[Data entries]
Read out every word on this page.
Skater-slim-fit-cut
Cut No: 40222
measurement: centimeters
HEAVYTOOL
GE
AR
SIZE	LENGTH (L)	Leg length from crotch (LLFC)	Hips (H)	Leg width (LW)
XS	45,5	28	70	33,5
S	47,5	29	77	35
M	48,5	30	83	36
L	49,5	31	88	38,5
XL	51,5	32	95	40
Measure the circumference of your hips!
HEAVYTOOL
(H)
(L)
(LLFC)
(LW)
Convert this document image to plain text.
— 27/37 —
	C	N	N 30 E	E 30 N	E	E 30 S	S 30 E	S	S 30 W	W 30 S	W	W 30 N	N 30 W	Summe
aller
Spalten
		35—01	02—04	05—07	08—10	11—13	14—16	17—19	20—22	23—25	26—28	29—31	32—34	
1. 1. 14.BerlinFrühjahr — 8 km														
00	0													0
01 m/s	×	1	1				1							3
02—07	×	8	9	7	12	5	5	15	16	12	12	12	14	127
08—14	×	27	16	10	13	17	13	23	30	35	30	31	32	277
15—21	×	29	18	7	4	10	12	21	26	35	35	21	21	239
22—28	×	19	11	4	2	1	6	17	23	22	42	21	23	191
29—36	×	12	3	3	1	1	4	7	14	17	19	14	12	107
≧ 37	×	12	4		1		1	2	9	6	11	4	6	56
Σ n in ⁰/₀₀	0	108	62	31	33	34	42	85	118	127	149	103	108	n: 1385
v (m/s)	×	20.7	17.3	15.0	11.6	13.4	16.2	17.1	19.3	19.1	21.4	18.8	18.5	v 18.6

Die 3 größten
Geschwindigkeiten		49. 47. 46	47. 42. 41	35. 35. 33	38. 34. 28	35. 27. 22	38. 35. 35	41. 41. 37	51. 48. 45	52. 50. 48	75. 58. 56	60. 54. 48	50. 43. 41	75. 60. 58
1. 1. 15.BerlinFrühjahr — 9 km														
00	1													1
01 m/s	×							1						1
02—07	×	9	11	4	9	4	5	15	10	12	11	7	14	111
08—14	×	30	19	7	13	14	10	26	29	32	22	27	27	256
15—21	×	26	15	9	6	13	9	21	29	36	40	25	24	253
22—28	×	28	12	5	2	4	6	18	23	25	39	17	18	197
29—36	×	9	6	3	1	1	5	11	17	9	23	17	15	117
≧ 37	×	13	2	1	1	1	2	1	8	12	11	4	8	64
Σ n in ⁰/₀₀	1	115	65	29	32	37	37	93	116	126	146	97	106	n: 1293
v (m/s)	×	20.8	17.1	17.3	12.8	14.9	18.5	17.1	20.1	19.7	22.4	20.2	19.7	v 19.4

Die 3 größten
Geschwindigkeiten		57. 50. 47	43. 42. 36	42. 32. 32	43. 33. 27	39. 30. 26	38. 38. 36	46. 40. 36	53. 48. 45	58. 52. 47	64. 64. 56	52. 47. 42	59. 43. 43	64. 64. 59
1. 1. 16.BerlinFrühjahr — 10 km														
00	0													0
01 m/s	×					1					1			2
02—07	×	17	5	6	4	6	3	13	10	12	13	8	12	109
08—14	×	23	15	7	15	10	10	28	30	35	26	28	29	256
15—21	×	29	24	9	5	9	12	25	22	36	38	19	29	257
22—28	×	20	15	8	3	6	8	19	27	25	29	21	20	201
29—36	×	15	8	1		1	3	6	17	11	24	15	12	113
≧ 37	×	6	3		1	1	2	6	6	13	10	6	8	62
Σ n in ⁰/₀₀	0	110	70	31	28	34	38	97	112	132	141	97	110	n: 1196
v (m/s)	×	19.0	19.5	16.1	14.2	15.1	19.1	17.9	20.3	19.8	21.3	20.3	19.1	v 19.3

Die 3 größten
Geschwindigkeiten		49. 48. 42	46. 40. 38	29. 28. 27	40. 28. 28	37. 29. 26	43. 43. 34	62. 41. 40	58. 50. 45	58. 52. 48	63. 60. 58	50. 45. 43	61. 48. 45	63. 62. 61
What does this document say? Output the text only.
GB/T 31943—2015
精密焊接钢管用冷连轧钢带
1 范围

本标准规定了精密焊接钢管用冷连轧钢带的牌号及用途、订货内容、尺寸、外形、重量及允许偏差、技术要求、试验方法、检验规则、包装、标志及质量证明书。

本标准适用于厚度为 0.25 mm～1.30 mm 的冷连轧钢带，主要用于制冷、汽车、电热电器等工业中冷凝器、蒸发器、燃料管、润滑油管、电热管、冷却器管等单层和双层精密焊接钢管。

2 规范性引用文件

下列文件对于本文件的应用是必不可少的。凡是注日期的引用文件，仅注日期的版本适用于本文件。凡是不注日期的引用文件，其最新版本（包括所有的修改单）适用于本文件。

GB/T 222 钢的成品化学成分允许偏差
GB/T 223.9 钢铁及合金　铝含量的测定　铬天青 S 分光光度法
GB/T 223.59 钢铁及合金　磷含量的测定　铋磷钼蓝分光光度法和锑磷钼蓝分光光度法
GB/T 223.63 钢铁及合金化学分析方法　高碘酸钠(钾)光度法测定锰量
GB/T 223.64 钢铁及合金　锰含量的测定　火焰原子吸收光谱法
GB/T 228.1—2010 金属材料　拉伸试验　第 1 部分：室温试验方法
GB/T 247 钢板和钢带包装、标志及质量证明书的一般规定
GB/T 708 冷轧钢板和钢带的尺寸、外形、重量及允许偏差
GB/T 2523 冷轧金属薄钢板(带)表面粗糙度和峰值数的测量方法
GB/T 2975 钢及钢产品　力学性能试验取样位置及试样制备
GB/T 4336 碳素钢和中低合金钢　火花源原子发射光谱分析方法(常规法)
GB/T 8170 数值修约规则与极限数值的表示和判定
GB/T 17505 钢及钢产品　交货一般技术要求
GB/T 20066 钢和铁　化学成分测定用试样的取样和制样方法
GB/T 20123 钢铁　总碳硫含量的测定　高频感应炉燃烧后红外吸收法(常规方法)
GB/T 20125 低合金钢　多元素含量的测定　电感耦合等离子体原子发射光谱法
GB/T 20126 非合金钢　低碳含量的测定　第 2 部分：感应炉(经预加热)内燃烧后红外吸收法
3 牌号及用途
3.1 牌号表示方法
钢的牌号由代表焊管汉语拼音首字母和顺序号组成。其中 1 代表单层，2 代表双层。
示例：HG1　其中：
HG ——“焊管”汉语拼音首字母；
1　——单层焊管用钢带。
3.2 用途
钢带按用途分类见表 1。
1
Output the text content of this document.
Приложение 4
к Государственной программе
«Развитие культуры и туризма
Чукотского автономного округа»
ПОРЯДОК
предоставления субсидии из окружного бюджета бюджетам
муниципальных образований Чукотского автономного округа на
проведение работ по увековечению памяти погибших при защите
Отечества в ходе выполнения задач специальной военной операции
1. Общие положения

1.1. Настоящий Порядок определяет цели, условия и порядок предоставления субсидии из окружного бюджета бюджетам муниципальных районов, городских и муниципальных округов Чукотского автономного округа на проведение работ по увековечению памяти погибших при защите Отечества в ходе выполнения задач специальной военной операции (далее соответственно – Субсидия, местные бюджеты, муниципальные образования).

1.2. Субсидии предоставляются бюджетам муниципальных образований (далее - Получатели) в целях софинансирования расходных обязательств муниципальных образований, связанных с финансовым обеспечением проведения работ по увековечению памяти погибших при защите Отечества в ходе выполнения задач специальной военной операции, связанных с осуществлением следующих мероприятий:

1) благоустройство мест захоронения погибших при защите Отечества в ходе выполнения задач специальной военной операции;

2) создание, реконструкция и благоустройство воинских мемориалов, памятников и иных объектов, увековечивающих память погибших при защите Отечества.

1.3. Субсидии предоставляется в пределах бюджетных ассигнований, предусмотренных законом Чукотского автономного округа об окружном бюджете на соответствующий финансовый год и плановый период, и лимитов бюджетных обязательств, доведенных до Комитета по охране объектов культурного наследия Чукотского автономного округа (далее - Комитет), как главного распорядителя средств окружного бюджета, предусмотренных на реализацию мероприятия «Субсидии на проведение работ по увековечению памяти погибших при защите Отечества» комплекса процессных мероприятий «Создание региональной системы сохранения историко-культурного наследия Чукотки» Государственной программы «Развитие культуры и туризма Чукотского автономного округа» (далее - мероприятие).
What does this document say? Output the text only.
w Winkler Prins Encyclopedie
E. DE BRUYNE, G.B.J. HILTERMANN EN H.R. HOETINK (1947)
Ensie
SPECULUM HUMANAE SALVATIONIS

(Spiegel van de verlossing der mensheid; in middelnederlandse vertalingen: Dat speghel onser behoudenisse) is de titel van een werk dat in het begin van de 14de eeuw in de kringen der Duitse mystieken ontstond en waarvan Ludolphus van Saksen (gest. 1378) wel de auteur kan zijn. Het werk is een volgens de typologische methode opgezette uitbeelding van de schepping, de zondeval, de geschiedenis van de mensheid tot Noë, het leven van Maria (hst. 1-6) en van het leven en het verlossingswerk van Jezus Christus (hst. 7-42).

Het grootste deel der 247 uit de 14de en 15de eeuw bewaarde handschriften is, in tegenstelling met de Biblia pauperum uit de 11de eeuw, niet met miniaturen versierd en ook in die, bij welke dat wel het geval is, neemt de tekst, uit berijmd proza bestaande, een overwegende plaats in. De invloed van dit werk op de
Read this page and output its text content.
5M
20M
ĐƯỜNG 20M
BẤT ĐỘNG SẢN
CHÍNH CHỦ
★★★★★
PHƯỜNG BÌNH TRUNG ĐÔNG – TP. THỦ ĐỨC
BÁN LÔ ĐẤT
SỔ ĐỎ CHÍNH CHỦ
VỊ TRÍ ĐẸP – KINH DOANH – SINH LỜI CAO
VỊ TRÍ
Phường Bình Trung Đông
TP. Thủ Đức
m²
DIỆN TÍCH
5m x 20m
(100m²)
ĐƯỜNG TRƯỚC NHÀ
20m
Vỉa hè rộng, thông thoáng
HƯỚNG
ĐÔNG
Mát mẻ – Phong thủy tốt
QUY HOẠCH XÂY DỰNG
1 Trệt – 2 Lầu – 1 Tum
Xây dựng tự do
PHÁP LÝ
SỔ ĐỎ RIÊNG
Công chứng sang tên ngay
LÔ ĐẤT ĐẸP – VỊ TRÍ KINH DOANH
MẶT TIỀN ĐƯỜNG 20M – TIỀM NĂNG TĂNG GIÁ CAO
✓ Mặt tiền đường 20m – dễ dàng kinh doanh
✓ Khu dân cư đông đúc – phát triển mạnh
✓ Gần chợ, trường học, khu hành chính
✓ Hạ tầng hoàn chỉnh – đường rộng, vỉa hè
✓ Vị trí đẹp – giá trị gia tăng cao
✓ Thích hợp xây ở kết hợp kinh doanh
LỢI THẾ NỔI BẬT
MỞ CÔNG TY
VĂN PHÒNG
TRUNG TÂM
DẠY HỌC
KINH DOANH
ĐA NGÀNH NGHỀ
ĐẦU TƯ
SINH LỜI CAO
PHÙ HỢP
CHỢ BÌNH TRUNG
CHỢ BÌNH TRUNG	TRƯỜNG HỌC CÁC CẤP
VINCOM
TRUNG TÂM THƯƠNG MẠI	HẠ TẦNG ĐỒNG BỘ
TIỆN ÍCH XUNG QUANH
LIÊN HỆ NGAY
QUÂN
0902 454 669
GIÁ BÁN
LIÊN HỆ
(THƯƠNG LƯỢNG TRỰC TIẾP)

- EXERCISE PROMPT
Return from the data every line that holds "document".

- ANSWER IN FULL
Convert this document image to plain text.
What does this document say? Output the text only.
Output the text content of this document.
What does this document say? Output the text only.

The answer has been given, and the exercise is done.